== DATA FOR THIS EXERCISE ==
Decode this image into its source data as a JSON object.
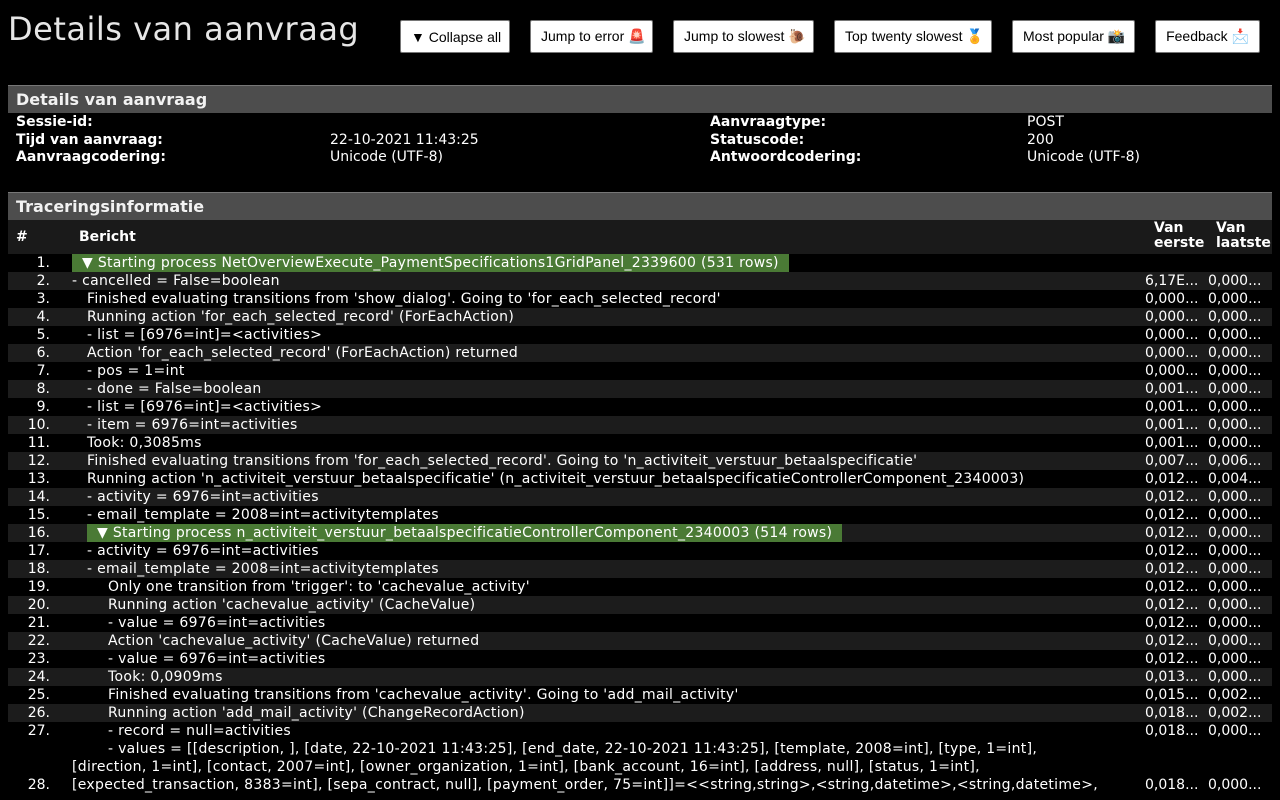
{
  "page": {
    "title": "Details van aanvraag"
  },
  "buttons": {
    "collapse_all": "▼ Collapse all",
    "jump_error": "Jump to error 🚨",
    "jump_slowest": "Jump to slowest 🐌",
    "top_twenty": "Top twenty slowest 🏅",
    "most_popular": "Most popular 📸",
    "feedback": "Feedback 📩"
  },
  "request": {
    "header": "Details van aanvraag",
    "session_label": "Sessie-id:",
    "session_value": "",
    "time_label": "Tijd van aanvraag:",
    "time_value": "22-10-2021 11:43:25",
    "encoding_label": "Aanvraagcodering:",
    "encoding_value": "Unicode (UTF-8)",
    "type_label": "Aanvraagtype:",
    "type_value": "POST",
    "status_label": "Statuscode:",
    "status_value": "200",
    "response_encoding_label": "Antwoordcodering:",
    "response_encoding_value": "Unicode (UTF-8)"
  },
  "trace": {
    "header": "Traceringsinformatie",
    "col_num": "#",
    "col_msg": "Bericht",
    "col_first": "Van eerste",
    "col_last": "Van laatste",
    "rows": [
      {
        "n": "1.",
        "msg": "▼ Starting process NetOverviewExecute_PaymentSpecifications1GridPanel_2339600 (531 rows)",
        "first": "",
        "last": "",
        "indent": 0,
        "hl": true
      },
      {
        "n": "2.",
        "msg": "- cancelled = False=boolean",
        "first": "6,17E...",
        "last": "0,000...",
        "indent": 0
      },
      {
        "n": "3.",
        "msg": "Finished evaluating transitions from 'show_dialog'. Going to 'for_each_selected_record'",
        "first": "0,000...",
        "last": "0,000...",
        "indent": 1
      },
      {
        "n": "4.",
        "msg": "Running action 'for_each_selected_record' (ForEachAction)",
        "first": "0,000...",
        "last": "0,000...",
        "indent": 1
      },
      {
        "n": "5.",
        "msg": "- list = [6976=int]=<activities>",
        "first": "0,000...",
        "last": "0,000...",
        "indent": 1
      },
      {
        "n": "6.",
        "msg": "Action 'for_each_selected_record' (ForEachAction) returned",
        "first": "0,000...",
        "last": "0,000...",
        "indent": 1
      },
      {
        "n": "7.",
        "msg": "- pos = 1=int",
        "first": "0,000...",
        "last": "0,000...",
        "indent": 1
      },
      {
        "n": "8.",
        "msg": "- done = False=boolean",
        "first": "0,001...",
        "last": "0,000...",
        "indent": 1
      },
      {
        "n": "9.",
        "msg": "- list = [6976=int]=<activities>",
        "first": "0,001...",
        "last": "0,000...",
        "indent": 1
      },
      {
        "n": "10.",
        "msg": "- item = 6976=int=activities",
        "first": "0,001...",
        "last": "0,000...",
        "indent": 1
      },
      {
        "n": "11.",
        "msg": "Took: 0,3085ms",
        "first": "0,001...",
        "last": "0,000...",
        "indent": 1
      },
      {
        "n": "12.",
        "msg": "Finished evaluating transitions from 'for_each_selected_record'. Going to 'n_activiteit_verstuur_betaalspecificatie'",
        "first": "0,007...",
        "last": "0,006...",
        "indent": 1
      },
      {
        "n": "13.",
        "msg": "Running action 'n_activiteit_verstuur_betaalspecificatie' (n_activiteit_verstuur_betaalspecificatieControllerComponent_2340003)",
        "first": "0,012...",
        "last": "0,004...",
        "indent": 1
      },
      {
        "n": "14.",
        "msg": "- activity = 6976=int=activities",
        "first": "0,012...",
        "last": "0,000...",
        "indent": 1
      },
      {
        "n": "15.",
        "msg": "- email_template = 2008=int=activitytemplates",
        "first": "0,012...",
        "last": "0,000...",
        "indent": 1
      },
      {
        "n": "16.",
        "msg": "▼ Starting process n_activiteit_verstuur_betaalspecificatieControllerComponent_2340003 (514 rows)",
        "first": "0,012...",
        "last": "0,000...",
        "indent": 1,
        "hl": true
      },
      {
        "n": "17.",
        "msg": "- activity = 6976=int=activities",
        "first": "0,012...",
        "last": "0,000...",
        "indent": 1
      },
      {
        "n": "18.",
        "msg": "- email_template = 2008=int=activitytemplates",
        "first": "0,012...",
        "last": "0,000...",
        "indent": 1
      },
      {
        "n": "19.",
        "msg": "Only one transition from 'trigger': to 'cachevalue_activity'",
        "first": "0,012...",
        "last": "0,000...",
        "indent": 2
      },
      {
        "n": "20.",
        "msg": "Running action 'cachevalue_activity' (CacheValue)",
        "first": "0,012...",
        "last": "0,000...",
        "indent": 2
      },
      {
        "n": "21.",
        "msg": "- value = 6976=int=activities",
        "first": "0,012...",
        "last": "0,000...",
        "indent": 2
      },
      {
        "n": "22.",
        "msg": "Action 'cachevalue_activity' (CacheValue) returned",
        "first": "0,012...",
        "last": "0,000...",
        "indent": 2
      },
      {
        "n": "23.",
        "msg": "- value = 6976=int=activities",
        "first": "0,012...",
        "last": "0,000...",
        "indent": 2
      },
      {
        "n": "24.",
        "msg": "Took: 0,0909ms",
        "first": "0,013...",
        "last": "0,000...",
        "indent": 2
      },
      {
        "n": "25.",
        "msg": "Finished evaluating transitions from 'cachevalue_activity'. Going to 'add_mail_activity'",
        "first": "0,015...",
        "last": "0,002...",
        "indent": 2
      },
      {
        "n": "26.",
        "msg": "Running action 'add_mail_activity' (ChangeRecordAction)",
        "first": "0,018...",
        "last": "0,002...",
        "indent": 2
      },
      {
        "n": "27.",
        "msg": "- record = null=activities",
        "first": "0,018...",
        "last": "0,000...",
        "indent": 2
      }
    ],
    "big_row": {
      "n": "28.",
      "line1": "- values = [[description, ], [date, 22-10-2021 11:43:25], [end_date, 22-10-2021 11:43:25], [template, 2008=int], [type, 1=int],",
      "line2": "[direction, 1=int], [contact, 2007=int], [owner_organization, 1=int], [bank_account, 16=int], [address, null], [status, 1=int],",
      "line3": "[expected_transaction, 8383=int], [sepa_contract, null], [payment_order, 75=int]]=<<string,string>,<string,datetime>,<string,datetime>,",
      "first": "0,018...",
      "last": "0,000..."
    }
  }
}
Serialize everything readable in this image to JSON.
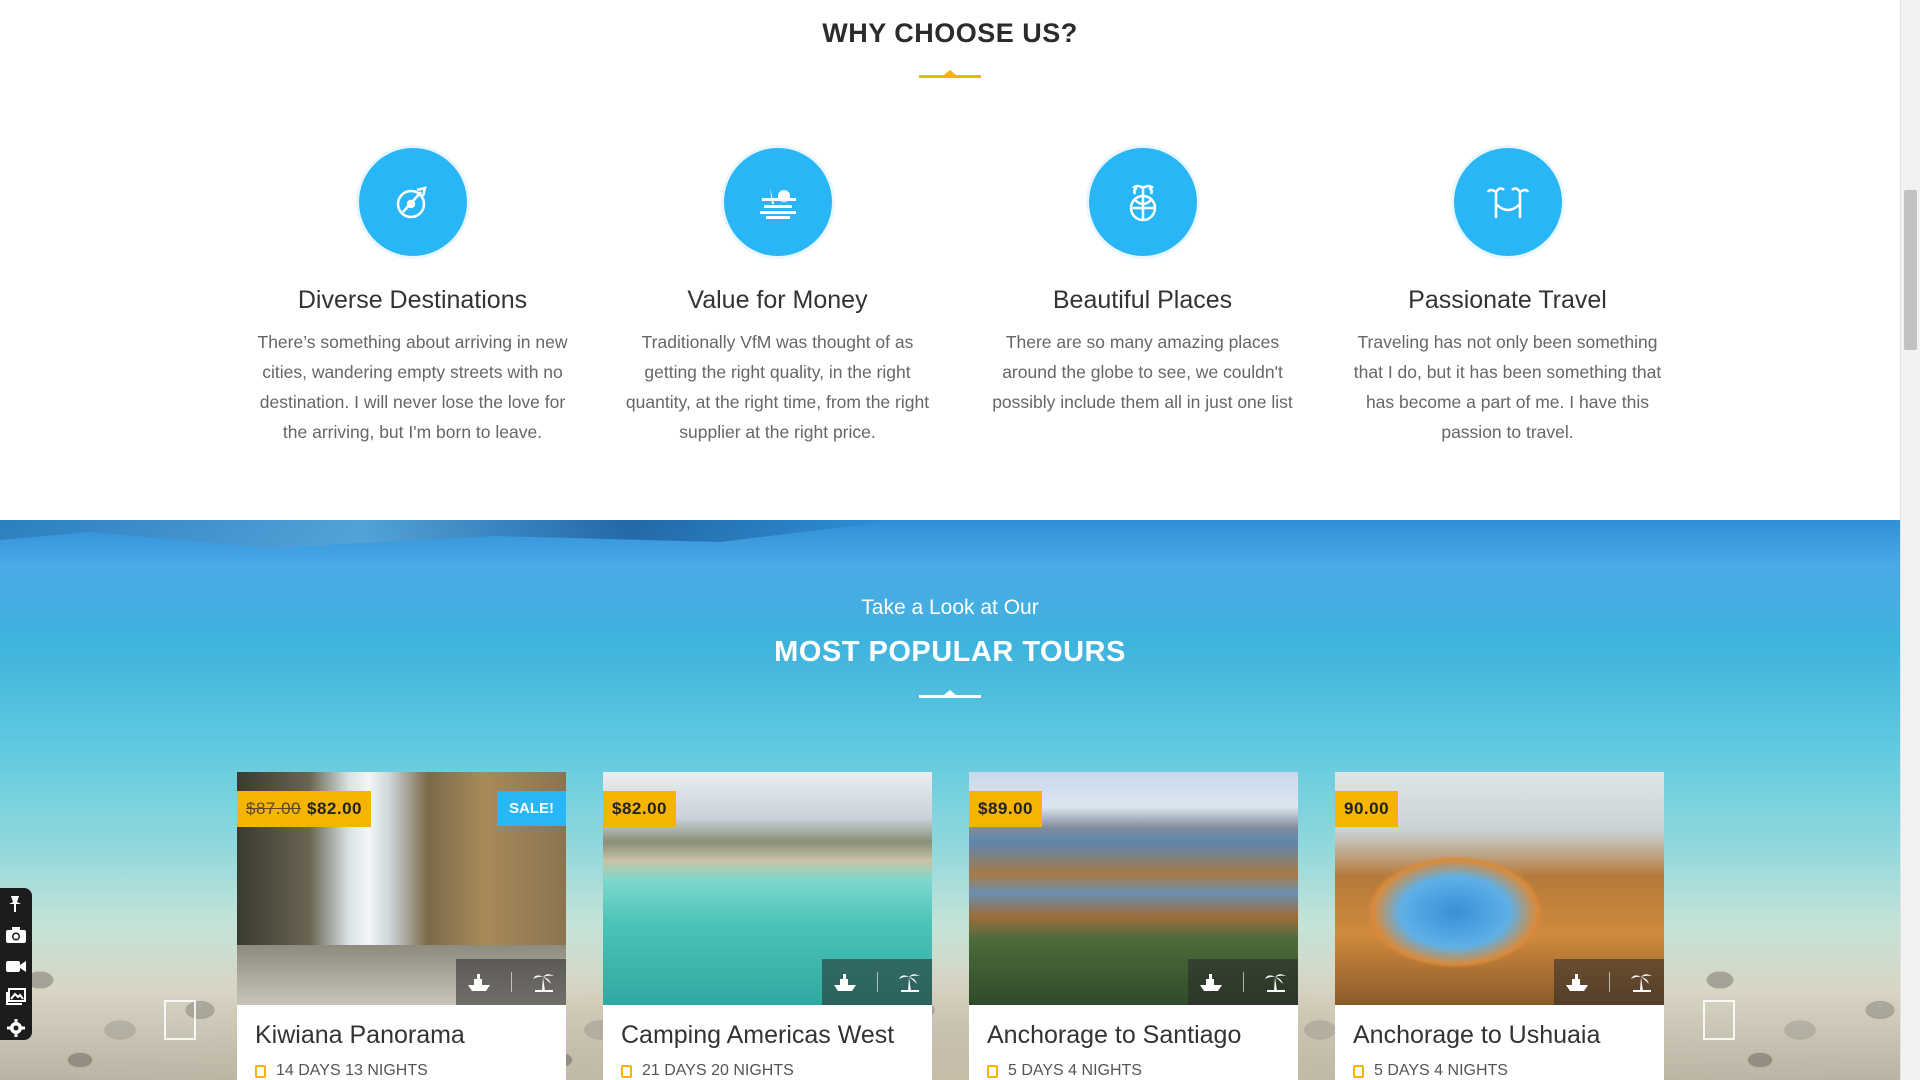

== TASK BRIEF ==
Copy the material above in full and exactly, skipping pictures.

== PROBLEM SOLUTION ==
Decode this image into its source data as a JSON object.
{
  "page": {
    "title": "Details van aanvraag"
  },
  "buttons": {
    "collapse_all": "▼ Collapse all",
    "jump_error": "Jump to error 🚨",
    "jump_slowest": "Jump to slowest 🐌",
    "top_twenty": "Top twenty slowest 🏅",
    "most_popular": "Most popular 📸",
    "feedback": "Feedback 📩"
  },
  "request": {
    "header": "Details van aanvraag",
    "session_label": "Sessie-id:",
    "session_value": "",
    "time_label": "Tijd van aanvraag:",
    "time_value": "22-10-2021 11:43:25",
    "encoding_label": "Aanvraagcodering:",
    "encoding_value": "Unicode (UTF-8)",
    "type_label": "Aanvraagtype:",
    "type_value": "POST",
    "status_label": "Statuscode:",
    "status_value": "200",
    "response_encoding_label": "Antwoordcodering:",
    "response_encoding_value": "Unicode (UTF-8)"
  },
  "trace": {
    "header": "Traceringsinformatie",
    "col_num": "#",
    "col_msg": "Bericht",
    "col_first": "Van eerste",
    "col_last": "Van laatste",
    "rows": [
      {
        "n": "1.",
        "msg": "▼ Starting process NetOverviewExecute_PaymentSpecifications1GridPanel_2339600 (531 rows)",
        "first": "",
        "last": "",
        "indent": 0,
        "hl": true
      },
      {
        "n": "2.",
        "msg": "- cancelled = False=boolean",
        "first": "6,17E...",
        "last": "0,000...",
        "indent": 0
      },
      {
        "n": "3.",
        "msg": "Finished evaluating transitions from 'show_dialog'. Going to 'for_each_selected_record'",
        "first": "0,000...",
        "last": "0,000...",
        "indent": 1
      },
      {
        "n": "4.",
        "msg": "Running action 'for_each_selected_record' (ForEachAction)",
        "first": "0,000...",
        "last": "0,000...",
        "indent": 1
      },
      {
        "n": "5.",
        "msg": "- list = [6976=int]=<activities>",
        "first": "0,000...",
        "last": "0,000...",
        "indent": 1
      },
      {
        "n": "6.",
        "msg": "Action 'for_each_selected_record' (ForEachAction) returned",
        "first": "0,000...",
        "last": "0,000...",
        "indent": 1
      },
      {
        "n": "7.",
        "msg": "- pos = 1=int",
        "first": "0,000...",
        "last": "0,000...",
        "indent": 1
      },
      {
        "n": "8.",
        "msg": "- done = False=boolean",
        "first": "0,001...",
        "last": "0,000...",
        "indent": 1
      },
      {
        "n": "9.",
        "msg": "- list = [6976=int]=<activities>",
        "first": "0,001...",
        "last": "0,000...",
        "indent": 1
      },
      {
        "n": "10.",
        "msg": "- item = 6976=int=activities",
        "first": "0,001...",
        "last": "0,000...",
        "indent": 1
      },
      {
        "n": "11.",
        "msg": "Took: 0,3085ms",
        "first": "0,001...",
        "last": "0,000...",
        "indent": 1
      },
      {
        "n": "12.",
        "msg": "Finished evaluating transitions from 'for_each_selected_record'. Going to 'n_activiteit_verstuur_betaalspecificatie'",
        "first": "0,007...",
        "last": "0,006...",
        "indent": 1
      },
      {
        "n": "13.",
        "msg": "Running action 'n_activiteit_verstuur_betaalspecificatie' (n_activiteit_verstuur_betaalspecificatieControllerComponent_2340003)",
        "first": "0,012...",
        "last": "0,004...",
        "indent": 1
      },
      {
        "n": "14.",
        "msg": "- activity = 6976=int=activities",
        "first": "0,012...",
        "last": "0,000...",
        "indent": 1
      },
      {
        "n": "15.",
        "msg": "- email_template = 2008=int=activitytemplates",
        "first": "0,012...",
        "last": "0,000...",
        "indent": 1
      },
      {
        "n": "16.",
        "msg": "▼ Starting process n_activiteit_verstuur_betaalspecificatieControllerComponent_2340003 (514 rows)",
        "first": "0,012...",
        "last": "0,000...",
        "indent": 1,
        "hl": true
      },
      {
        "n": "17.",
        "msg": "- activity = 6976=int=activities",
        "first": "0,012...",
        "last": "0,000...",
        "indent": 1
      },
      {
        "n": "18.",
        "msg": "- email_template = 2008=int=activitytemplates",
        "first": "0,012...",
        "last": "0,000...",
        "indent": 1
      },
      {
        "n": "19.",
        "msg": "Only one transition from 'trigger': to 'cachevalue_activity'",
        "first": "0,012...",
        "last": "0,000...",
        "indent": 2
      },
      {
        "n": "20.",
        "msg": "Running action 'cachevalue_activity' (CacheValue)",
        "first": "0,012...",
        "last": "0,000...",
        "indent": 2
      },
      {
        "n": "21.",
        "msg": "- value = 6976=int=activities",
        "first": "0,012...",
        "last": "0,000...",
        "indent": 2
      },
      {
        "n": "22.",
        "msg": "Action 'cachevalue_activity' (CacheValue) returned",
        "first": "0,012...",
        "last": "0,000...",
        "indent": 2
      },
      {
        "n": "23.",
        "msg": "- value = 6976=int=activities",
        "first": "0,012...",
        "last": "0,000...",
        "indent": 2
      },
      {
        "n": "24.",
        "msg": "Took: 0,0909ms",
        "first": "0,013...",
        "last": "0,000...",
        "indent": 2
      },
      {
        "n": "25.",
        "msg": "Finished evaluating transitions from 'cachevalue_activity'. Going to 'add_mail_activity'",
        "first": "0,015...",
        "last": "0,002...",
        "indent": 2
      },
      {
        "n": "26.",
        "msg": "Running action 'add_mail_activity' (ChangeRecordAction)",
        "first": "0,018...",
        "last": "0,002...",
        "indent": 2
      },
      {
        "n": "27.",
        "msg": "- record = null=activities",
        "first": "0,018...",
        "last": "0,000...",
        "indent": 2
      }
    ],
    "big_row": {
      "n": "28.",
      "line1": "- values = [[description, ], [date, 22-10-2021 11:43:25], [end_date, 22-10-2021 11:43:25], [template, 2008=int], [type, 1=int],",
      "line2": "[direction, 1=int], [contact, 2007=int], [owner_organization, 1=int], [bank_account, 16=int], [address, null], [status, 1=int],",
      "line3": "[expected_transaction, 8383=int], [sepa_contract, null], [payment_order, 75=int]]=<<string,string>,<string,datetime>,<string,datetime>,",
      "first": "0,018...",
      "last": "0,000..."
    }
  }
}
Serialize everything readable in this image to JSON.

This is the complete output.